** BEGIN Data section **
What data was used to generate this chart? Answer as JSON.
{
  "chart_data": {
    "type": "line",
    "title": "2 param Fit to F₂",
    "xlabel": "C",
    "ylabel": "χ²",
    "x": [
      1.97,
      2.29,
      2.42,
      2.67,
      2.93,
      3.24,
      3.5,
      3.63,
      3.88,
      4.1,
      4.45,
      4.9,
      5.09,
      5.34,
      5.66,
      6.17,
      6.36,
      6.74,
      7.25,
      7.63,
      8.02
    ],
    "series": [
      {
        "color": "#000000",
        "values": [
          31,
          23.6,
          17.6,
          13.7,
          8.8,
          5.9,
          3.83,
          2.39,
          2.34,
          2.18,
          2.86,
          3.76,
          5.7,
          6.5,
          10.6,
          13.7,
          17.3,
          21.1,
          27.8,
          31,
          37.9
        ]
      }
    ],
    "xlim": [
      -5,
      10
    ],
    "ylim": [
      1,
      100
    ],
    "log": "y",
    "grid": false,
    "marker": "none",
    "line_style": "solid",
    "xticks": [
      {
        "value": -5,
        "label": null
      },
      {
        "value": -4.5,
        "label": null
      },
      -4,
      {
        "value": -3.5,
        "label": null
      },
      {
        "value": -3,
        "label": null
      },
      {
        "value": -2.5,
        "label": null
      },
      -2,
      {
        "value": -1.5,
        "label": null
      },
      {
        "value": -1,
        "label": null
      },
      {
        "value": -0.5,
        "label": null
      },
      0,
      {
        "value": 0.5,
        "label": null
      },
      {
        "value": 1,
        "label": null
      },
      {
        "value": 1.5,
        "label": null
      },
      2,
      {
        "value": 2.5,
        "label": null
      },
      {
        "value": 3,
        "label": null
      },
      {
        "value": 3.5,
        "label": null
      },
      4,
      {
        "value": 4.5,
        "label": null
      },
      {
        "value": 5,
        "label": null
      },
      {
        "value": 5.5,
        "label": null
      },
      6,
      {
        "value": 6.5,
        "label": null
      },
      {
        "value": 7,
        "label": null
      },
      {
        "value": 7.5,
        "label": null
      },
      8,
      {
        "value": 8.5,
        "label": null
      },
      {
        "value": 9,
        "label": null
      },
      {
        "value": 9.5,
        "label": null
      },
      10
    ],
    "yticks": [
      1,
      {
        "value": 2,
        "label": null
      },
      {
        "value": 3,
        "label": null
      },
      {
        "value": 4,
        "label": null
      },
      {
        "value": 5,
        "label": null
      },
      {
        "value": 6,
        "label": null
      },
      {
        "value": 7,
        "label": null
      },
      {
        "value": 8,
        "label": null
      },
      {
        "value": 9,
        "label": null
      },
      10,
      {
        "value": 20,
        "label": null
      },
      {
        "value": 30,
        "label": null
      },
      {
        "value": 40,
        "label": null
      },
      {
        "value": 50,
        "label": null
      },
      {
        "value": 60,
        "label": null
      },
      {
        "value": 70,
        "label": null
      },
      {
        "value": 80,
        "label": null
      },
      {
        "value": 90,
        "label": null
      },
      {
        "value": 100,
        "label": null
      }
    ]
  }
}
** END Data section **
_What is required_
Take the entries above and copy them out exactly.

_Answer to the exercise_
What data was used to generate this chart? Answer as JSON.
{
  "chart_data": {
    "type": "line",
    "title": "2 param Fit to F₂",
    "xlabel": "C",
    "ylabel": "χ²",
    "x": [
      1.97,
      2.29,
      2.42,
      2.67,
      2.93,
      3.24,
      3.5,
      3.63,
      3.88,
      4.1,
      4.45,
      4.9,
      5.09,
      5.34,
      5.66,
      6.17,
      6.36,
      6.74,
      7.25,
      7.63,
      8.02
    ],
    "series": [
      {
        "color": "#000000",
        "values": [
          31,
          23.6,
          17.6,
          13.7,
          8.8,
          5.9,
          3.83,
          2.39,
          2.34,
          2.18,
          2.86,
          3.76,
          5.7,
          6.5,
          10.6,
          13.7,
          17.3,
          21.1,
          27.8,
          31,
          37.9
        ]
      }
    ],
    "xlim": [
      -5,
      10
    ],
    "ylim": [
      1,
      100
    ],
    "log": "y",
    "grid": false,
    "marker": "none",
    "line_style": "solid",
    "xticks": [
      {
        "value": -5,
        "label": null
      },
      {
        "value": -4.5,
        "label": null
      },
      -4,
      {
        "value": -3.5,
        "label": null
      },
      {
        "value": -3,
        "label": null
      },
      {
        "value": -2.5,
        "label": null
      },
      -2,
      {
        "value": -1.5,
        "label": null
      },
      {
        "value": -1,
        "label": null
      },
      {
        "value": -0.5,
        "label": null
      },
      0,
      {
        "value": 0.5,
        "label": null
      },
      {
        "value": 1,
        "label": null
      },
      {
        "value": 1.5,
        "label": null
      },
      2,
      {
        "value": 2.5,
        "label": null
      },
      {
        "value": 3,
        "label": null
      },
      {
        "value": 3.5,
        "label": null
      },
      4,
      {
        "value": 4.5,
        "label": null
      },
      {
        "value": 5,
        "label": null
      },
      {
        "value": 5.5,
        "label": null
      },
      6,
      {
        "value": 6.5,
        "label": null
      },
      {
        "value": 7,
        "label": null
      },
      {
        "value": 7.5,
        "label": null
      },
      8,
      {
        "value": 8.5,
        "label": null
      },
      {
        "value": 9,
        "label": null
      },
      {
        "value": 9.5,
        "label": null
      },
      10
    ],
    "yticks": [
      1,
      {
        "value": 2,
        "label": null
      },
      {
        "value": 3,
        "label": null
      },
      {
        "value": 4,
        "label": null
      },
      {
        "value": 5,
        "label": null
      },
      {
        "value": 6,
        "label": null
      },
      {
        "value": 7,
        "label": null
      },
      {
        "value": 8,
        "label": null
      },
      {
        "value": 9,
        "label": null
      },
      10,
      {
        "value": 20,
        "label": null
      },
      {
        "value": 30,
        "label": null
      },
      {
        "value": 40,
        "label": null
      },
      {
        "value": 50,
        "label": null
      },
      {
        "value": 60,
        "label": null
      },
      {
        "value": 70,
        "label": null
      },
      {
        "value": 80,
        "label": null
      },
      {
        "value": 90,
        "label": null
      },
      {
        "value": 100,
        "label": null
      }
    ]
  }
}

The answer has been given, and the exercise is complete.